Produce an exact transcription of the listing below, omitting the pictures.

Material provided ::

'''

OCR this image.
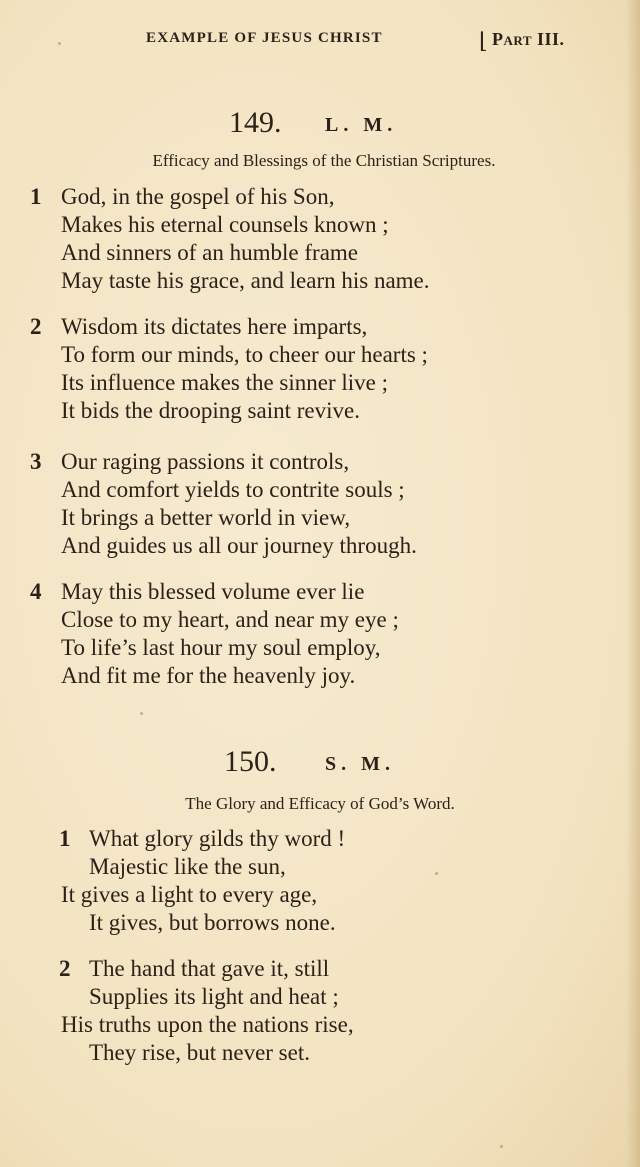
EXAMPLE OF JESUS CHRIST	⌊ Part III.
149. L. M.
Efficacy and Blessings of the Christian Scriptures.
1 God, in the gospel of his Son,
Makes his eternal counsels known ;
And sinners of an humble frame
May taste his grace, and learn his name.
2 Wisdom its dictates here imparts,
To form our minds, to cheer our hearts ;
Its influence makes the sinner live ;
It bids the drooping saint revive.
3 Our raging passions it controls,
And comfort yields to contrite souls ;
It brings a better world in view,
And guides us all our journey through.
4 May this blessed volume ever lie
Close to my heart, and near my eye ;
To life’s last hour my soul employ,
And fit me for the heavenly joy.
150. S. M.
The Glory and Efficacy of God’s Word.
1 What glory gilds thy word !
Majestic like the sun,
It gives a light to every age,
It gives, but borrows none.
2 The hand that gave it, still
Supplies its light and heat ;
His truths upon the nations rise,
They rise, but never set.
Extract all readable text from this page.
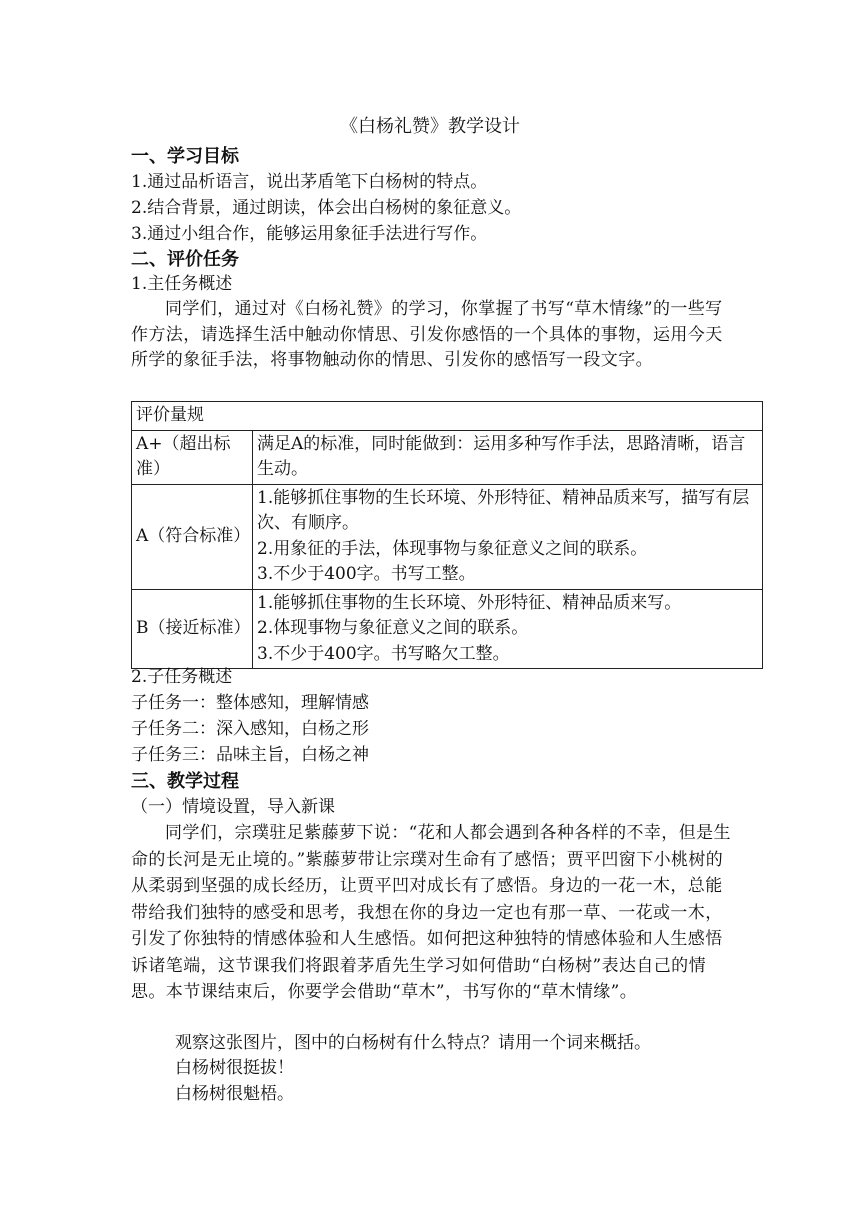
《白杨礼赞》教学设计
一、学习目标
1.通过品析语言，说出茅盾笔下白杨树的特点。
2.结合背景，通过朗读，体会出白杨树的象征意义。
3.通过小组合作，能够运用象征手法进行写作。
二、评价任务
1.主任务概述
同学们，通过对《白杨礼赞》的学习，你掌握了书写“草木情缘”的一些写作方法，请选择生活中触动你情思、引发你感悟的一个具体的事物，运用今天所学的象征手法，将事物触动你的情思、引发你的感悟写一段文字。
评价量规	
A+（超出标准）	满足A的标准，同时能做到：运用多种写作手法，思路清晰，语言生动。

A（符合标准）	1.能够抓住事物的生长环境、外形特征、精神品质来写，描写有层次、有顺序。
2.用象征的手法，体现事物与象征意义之间的联系。
3.不少于400字。书写工整。

B（接近标准）	1.能够抓住事物的生长环境、外形特征、精神品质来写。
2.体现事物与象征意义之间的联系。
3.不少于400字。书写略欠工整。
2.子任务概述
子任务一：整体感知，理解情感
子任务二：深入感知，白杨之形
子任务三：品味主旨，白杨之神
三、教学过程
（一）情境设置，导入新课
同学们，宗璞驻足紫藤萝下说：“花和人都会遇到各种各样的不幸，但是生命的长河是无止境的。”紫藤萝带让宗璞对生命有了感悟；贾平凹窗下小桃树的从柔弱到坚强的成长经历，让贾平凹对成长有了感悟。身边的一花一木，总能带给我们独特的感受和思考，我想在你的身边一定也有那一草、一花或一木，引发了你独特的情感体验和人生感悟。如何把这种独特的情感体验和人生感悟诉诸笔端，这节课我们将跟着茅盾先生学习如何借助“白杨树”表达自己的情思。本节课结束后，你要学会借助“草木”，书写你的“草木情缘”。
观察这张图片，图中的白杨树有什么特点？请用一个词来概括。
白杨树很挺拔！
白杨树很魁梧。
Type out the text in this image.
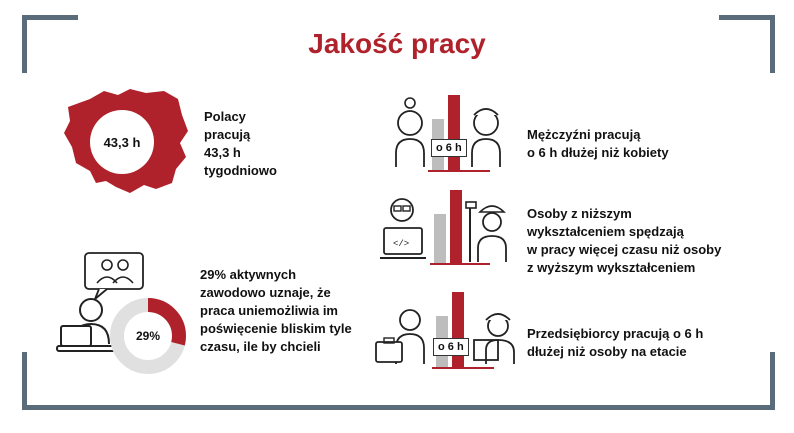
Jakość pracy
43,3 h
Polacy
pracują
43,3 h
tygodniowo
29%
29% aktywnych
zawodowo uznaje, że
praca uniemożliwia im
poświęcenie bliskim tyle
czasu, ile by chcieli
o 6 h
Mężczyźni pracują
o 6 h dłużej niż kobiety
</>
Osoby z niższym
wykształceniem spędzają
w pracy więcej czasu niż osoby
z wyższym wykształceniem
o 6 h
Przedsiębiorcy pracują o 6 h
dłużej niż osoby na etacie
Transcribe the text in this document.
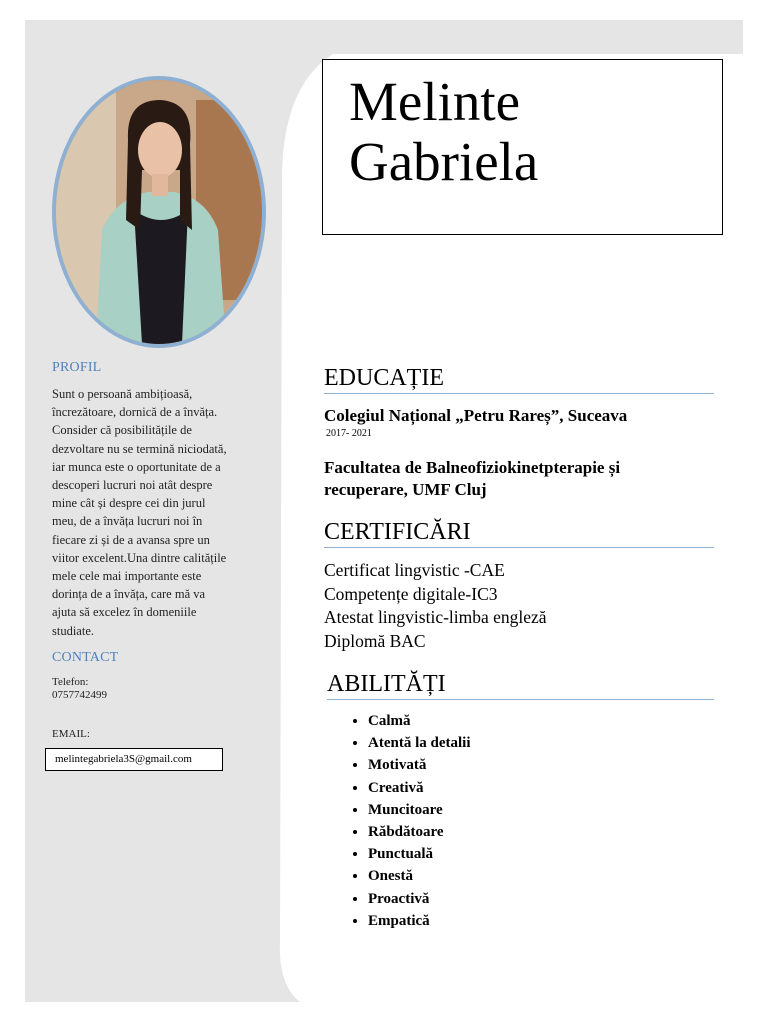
PROFIL
Sunt o persoană ambițioasă,
încrezătoare, dornică de a învăța.
Consider că posibilitățile de
dezvoltare nu se termină niciodată,
iar munca este o oportunitate de a
descoperi lucruri noi atât despre
mine cât și despre cei din jurul
meu, de a învăța lucruri noi în
fiecare zi și de a avansa spre un
viitor excelent.Una dintre calitățile
mele cele mai importante este
dorința de a învăța, care mă va
ajuta să excelez în domeniile
studiate.
CONTACT
Telefon:
0757742499
EMAIL:
melintegabriela3S@gmail.com
Melinte
Gabriela
EDUCAȚIE
Colegiul Național „Petru Rareș”, Suceava
2017- 2021
Facultatea de Balneofiziokinetpterapie și
recuperare, UMF Cluj
CERTIFICĂRI
Certificat lingvistic -CAE
Competențe digitale-IC3
Atestat lingvistic-limba engleză
Diplomă BAC
ABILITĂȚI
• Calmă
• Atentă la detalii
• Motivată
• Creativă
• Muncitoare
• Răbdătoare
• Punctuală
• Onestă
• Proactivă
• Empatică
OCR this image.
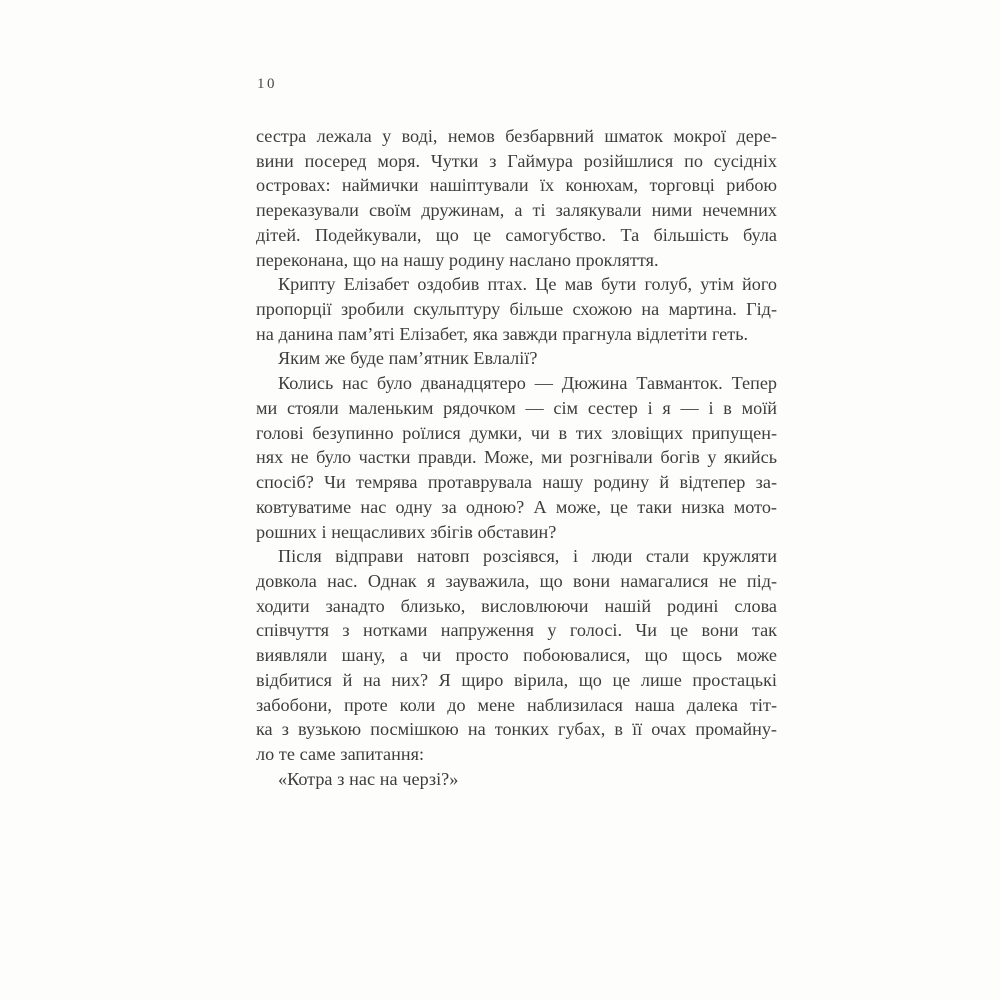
10
сестра лежала у воді, немов безбарвний шматок мокрої дере-
вини посеред моря. Чутки з Гаймура розійшлися по сусідніх
островах: наймички нашіптували їх конюхам, торговці рибою
переказували своїм дружинам, а ті залякували ними нечемних
дітей. Подейкували, що це самогубство. Та більшість була
переконана, що на нашу родину наслано прокляття.
Крипту Елізабет оздобив птах. Це мав бути голуб, утім його
пропорції зробили скульптуру більше схожою на мартина. Гід-
на данина пам’яті Елізабет, яка завжди прагнула відлетіти геть.
Яким же буде пам’ятник Евлалії?
Колись нас було дванадцятеро — Дюжина Тавманток. Тепер
ми стояли маленьким рядочком — сім сестер і я — і в моїй
голові безупинно роїлися думки, чи в тих зловіщих припущен-
нях не було частки правди. Може, ми розгнівали богів у якийсь
спосіб? Чи темрява протаврувала нашу родину й відтепер за-
ковтуватиме нас одну за одною? А може, це таки низка мото-
рошних і нещасливих збігів обставин?
Після відправи натовп розсіявся, і люди стали кружляти
довкола нас. Однак я зауважила, що вони намагалися не під-
ходити занадто близько, висловлюючи нашій родині слова
співчуття з нотками напруження у голосі. Чи це вони так
виявляли шану, а чи просто побоювалися, що щось може
відбитися й на них? Я щиро вірила, що це лише простацькі
забобони, проте коли до мене наблизилася наша далека тіт-
ка з вузькою посмішкою на тонких губах, в її очах промайну-
ло те саме запитання:
«Котра з нас на черзі?»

'''

Response to this task ::
OCR this image.
EXAMPLE OF JESUS CHRIST	⌊ Part III.
149. L. M.
Efficacy and Blessings of the Christian Scriptures.
1 God, in the gospel of his Son,
Makes his eternal counsels known ;
And sinners of an humble frame
May taste his grace, and learn his name.
2 Wisdom its dictates here imparts,
To form our minds, to cheer our hearts ;
Its influence makes the sinner live ;
It bids the drooping saint revive.
3 Our raging passions it controls,
And comfort yields to contrite souls ;
It brings a better world in view,
And guides us all our journey through.
4 May this blessed volume ever lie
Close to my heart, and near my eye ;
To life’s last hour my soul employ,
And fit me for the heavenly joy.
150. S. M.
The Glory and Efficacy of God’s Word.
1 What glory gilds thy word !
Majestic like the sun,
It gives a light to every age,
It gives, but borrows none.
2 The hand that gave it, still
Supplies its light and heat ;
His truths upon the nations rise,
They rise, but never set.
Extract all readable text from this page.
《白杨礼赞》教学设计
一、学习目标
1.通过品析语言，说出茅盾笔下白杨树的特点。
2.结合背景，通过朗读，体会出白杨树的象征意义。
3.通过小组合作，能够运用象征手法进行写作。
二、评价任务
1.主任务概述
同学们，通过对《白杨礼赞》的学习，你掌握了书写“草木情缘”的一些写作方法，请选择生活中触动你情思、引发你感悟的一个具体的事物，运用今天所学的象征手法，将事物触动你的情思、引发你的感悟写一段文字。
评价量规	
A+（超出标准）	满足A的标准，同时能做到：运用多种写作手法，思路清晰，语言生动。

A（符合标准）	1.能够抓住事物的生长环境、外形特征、精神品质来写，描写有层次、有顺序。
2.用象征的手法，体现事物与象征意义之间的联系。
3.不少于400字。书写工整。

B（接近标准）	1.能够抓住事物的生长环境、外形特征、精神品质来写。
2.体现事物与象征意义之间的联系。
3.不少于400字。书写略欠工整。
2.子任务概述
子任务一：整体感知，理解情感
子任务二：深入感知，白杨之形
子任务三：品味主旨，白杨之神
三、教学过程
（一）情境设置，导入新课
同学们，宗璞驻足紫藤萝下说：“花和人都会遇到各种各样的不幸，但是生命的长河是无止境的。”紫藤萝带让宗璞对生命有了感悟；贾平凹窗下小桃树的从柔弱到坚强的成长经历，让贾平凹对成长有了感悟。身边的一花一木，总能带给我们独特的感受和思考，我想在你的身边一定也有那一草、一花或一木，引发了你独特的情感体验和人生感悟。如何把这种独特的情感体验和人生感悟诉诸笔端，这节课我们将跟着茅盾先生学习如何借助“白杨树”表达自己的情思。本节课结束后，你要学会借助“草木”，书写你的“草木情缘”。
观察这张图片，图中的白杨树有什么特点？请用一个词来概括。
白杨树很挺拔！
白杨树很魁梧。
Type out the text in this image.
Jakość pracy
43,3 h
Polacy
pracują
43,3 h
tygodniowo
29%
29% aktywnych
zawodowo uznaje, że
praca uniemożliwia im
poświęcenie bliskim tyle
czasu, ile by chcieli
o 6 h
Mężczyźni pracują
o 6 h dłużej niż kobiety
</>
Osoby z niższym
wykształceniem spędzają
w pracy więcej czasu niż osoby
z wyższym wykształceniem
o 6 h
Przedsiębiorcy pracują o 6 h
dłużej niż osoby na etacie
Transcribe the text in this document.
PROFIL
Sunt o persoană ambițioasă,
încrezătoare, dornică de a învăța.
Consider că posibilitățile de
dezvoltare nu se termină niciodată,
iar munca este o oportunitate de a
descoperi lucruri noi atât despre
mine cât și despre cei din jurul
meu, de a învăța lucruri noi în
fiecare zi și de a avansa spre un
viitor excelent.Una dintre calitățile
mele cele mai importante este
dorința de a învăța, care mă va
ajuta să excelez în domeniile
studiate.
CONTACT
Telefon:
0757742499
EMAIL:
melintegabriela3S@gmail.com
Melinte
Gabriela
EDUCAȚIE
Colegiul Național „Petru Rareș”, Suceava
2017- 2021
Facultatea de Balneofiziokinetpterapie și
recuperare, UMF Cluj
CERTIFICĂRI
Certificat lingvistic -CAE
Competențe digitale-IC3
Atestat lingvistic-limba engleză
Diplomă BAC
ABILITĂȚI
• Calmă
• Atentă la detalii
• Motivată
• Creativă
• Muncitoare
• Răbdătoare
• Punctuală
• Onestă
• Proactivă
• Empatică
OCR this image.
10
сестра лежала у воді, немов безбарвний шматок мокрої дере-
вини посеред моря. Чутки з Гаймура розійшлися по сусідніх
островах: наймички нашіптували їх конюхам, торговці рибою
переказували своїм дружинам, а ті залякували ними нечемних
дітей. Подейкували, що це самогубство. Та більшість була
переконана, що на нашу родину наслано прокляття.
Крипту Елізабет оздобив птах. Це мав бути голуб, утім його
пропорції зробили скульптуру більше схожою на мартина. Гід-
на данина пам’яті Елізабет, яка завжди прагнула відлетіти геть.
Яким же буде пам’ятник Евлалії?
Колись нас було дванадцятеро — Дюжина Тавманток. Тепер
ми стояли маленьким рядочком — сім сестер і я — і в моїй
голові безупинно роїлися думки, чи в тих зловіщих припущен-
нях не було частки правди. Може, ми розгнівали богів у якийсь
спосіб? Чи темрява протаврувала нашу родину й відтепер за-
ковтуватиме нас одну за одною? А може, це таки низка мото-
рошних і нещасливих збігів обставин?
Після відправи натовп розсіявся, і люди стали кружляти
довкола нас. Однак я зауважила, що вони намагалися не під-
ходити занадто близько, висловлюючи нашій родині слова
співчуття з нотками напруження у голосі. Чи це вони так
виявляли шану, а чи просто побоювалися, що щось може
відбитися й на них? Я щиро вірила, що це лише простацькі
забобони, проте коли до мене наблизилася наша далека тіт-
ка з вузькою посмішкою на тонких губах, в її очах промайну-
ло те саме запитання:
«Котра з нас на черзі?»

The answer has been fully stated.